→ Your instructions:
Below is a listing; write it out exactly and drop any images from it.

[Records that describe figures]
--
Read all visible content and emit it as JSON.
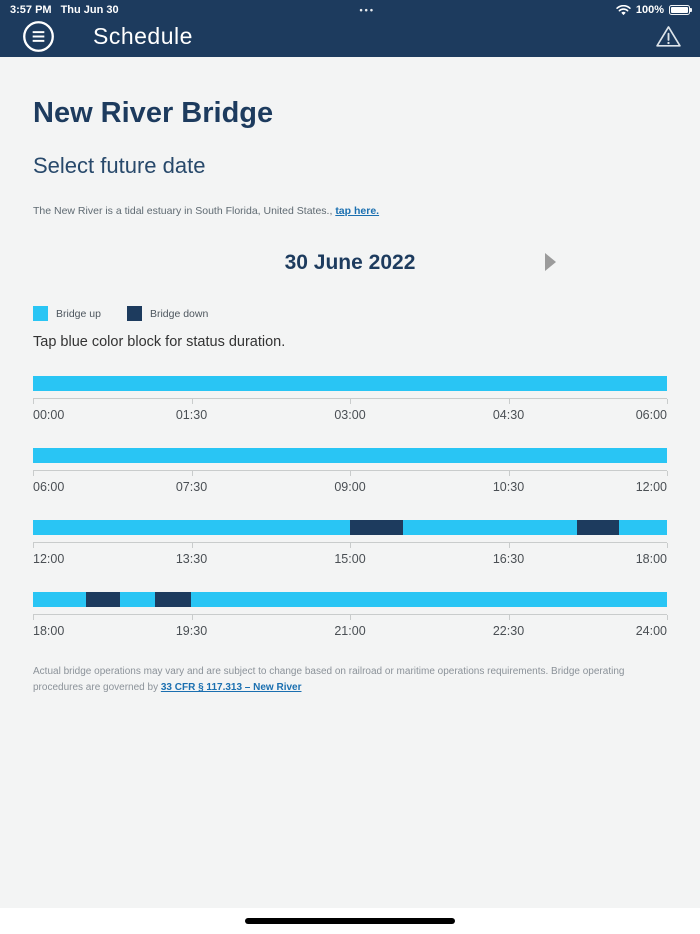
{
  "status_bar": {
    "time": "3:57 PM",
    "date": "Thu Jun 30",
    "multitask_dots": "•••",
    "battery_percent": "100%"
  },
  "nav": {
    "title": "Schedule"
  },
  "page": {
    "title": "New River Bridge",
    "subtitle": "Select future date",
    "description": "The New River is a tidal estuary in South Florida, United States.,",
    "description_link": "tap here.",
    "selected_date": "30 June 2022",
    "legend": [
      {
        "name": "bridge-up",
        "label": "Bridge up",
        "color": "#29c5f4"
      },
      {
        "name": "bridge-down",
        "label": "Bridge down",
        "color": "#1d3b5e"
      }
    ],
    "hint": "Tap blue color block for status duration."
  },
  "chart_data": {
    "type": "timeline",
    "window_hours": 6,
    "colors": {
      "up": "#29c5f4",
      "down": "#1d3b5e"
    },
    "rows": [
      {
        "start": "00:00",
        "end": "06:00",
        "ticks": [
          "00:00",
          "01:30",
          "03:00",
          "04:30",
          "06:00"
        ],
        "down_segments": []
      },
      {
        "start": "06:00",
        "end": "12:00",
        "ticks": [
          "06:00",
          "07:30",
          "09:00",
          "10:30",
          "12:00"
        ],
        "down_segments": []
      },
      {
        "start": "12:00",
        "end": "18:00",
        "ticks": [
          "12:00",
          "13:30",
          "15:00",
          "16:30",
          "18:00"
        ],
        "down_segments": [
          {
            "from_h": 3.0,
            "to_h": 3.5
          },
          {
            "from_h": 5.15,
            "to_h": 5.55
          }
        ]
      },
      {
        "start": "18:00",
        "end": "24:00",
        "ticks": [
          "18:00",
          "19:30",
          "21:00",
          "22:30",
          "24:00"
        ],
        "down_segments": [
          {
            "from_h": 0.5,
            "to_h": 0.82
          },
          {
            "from_h": 1.15,
            "to_h": 1.5
          }
        ]
      }
    ]
  },
  "footer": {
    "disclaimer_prefix": "Actual bridge operations may vary and are subject to change based on railroad or maritime operations requirements. Bridge operating procedures are governed by",
    "link": "33 CFR § 117.313 – New River"
  }
}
--
→ Written response:
Read all visible content and emit it as JSON.
{
  "status_bar": {
    "time": "3:57 PM",
    "date": "Thu Jun 30",
    "multitask_dots": "•••",
    "battery_percent": "100%"
  },
  "nav": {
    "title": "Schedule"
  },
  "page": {
    "title": "New River Bridge",
    "subtitle": "Select future date",
    "description": "The New River is a tidal estuary in South Florida, United States.,",
    "description_link": "tap here.",
    "selected_date": "30 June 2022",
    "legend": [
      {
        "name": "bridge-up",
        "label": "Bridge up",
        "color": "#29c5f4"
      },
      {
        "name": "bridge-down",
        "label": "Bridge down",
        "color": "#1d3b5e"
      }
    ],
    "hint": "Tap blue color block for status duration."
  },
  "chart_data": {
    "type": "timeline",
    "window_hours": 6,
    "colors": {
      "up": "#29c5f4",
      "down": "#1d3b5e"
    },
    "rows": [
      {
        "start": "00:00",
        "end": "06:00",
        "ticks": [
          "00:00",
          "01:30",
          "03:00",
          "04:30",
          "06:00"
        ],
        "down_segments": []
      },
      {
        "start": "06:00",
        "end": "12:00",
        "ticks": [
          "06:00",
          "07:30",
          "09:00",
          "10:30",
          "12:00"
        ],
        "down_segments": []
      },
      {
        "start": "12:00",
        "end": "18:00",
        "ticks": [
          "12:00",
          "13:30",
          "15:00",
          "16:30",
          "18:00"
        ],
        "down_segments": [
          {
            "from_h": 3.0,
            "to_h": 3.5
          },
          {
            "from_h": 5.15,
            "to_h": 5.55
          }
        ]
      },
      {
        "start": "18:00",
        "end": "24:00",
        "ticks": [
          "18:00",
          "19:30",
          "21:00",
          "22:30",
          "24:00"
        ],
        "down_segments": [
          {
            "from_h": 0.5,
            "to_h": 0.82
          },
          {
            "from_h": 1.15,
            "to_h": 1.5
          }
        ]
      }
    ]
  },
  "footer": {
    "disclaimer_prefix": "Actual bridge operations may vary and are subject to change based on railroad or maritime operations requirements. Bridge operating procedures are governed by",
    "link": "33 CFR § 117.313 – New River"
  }
}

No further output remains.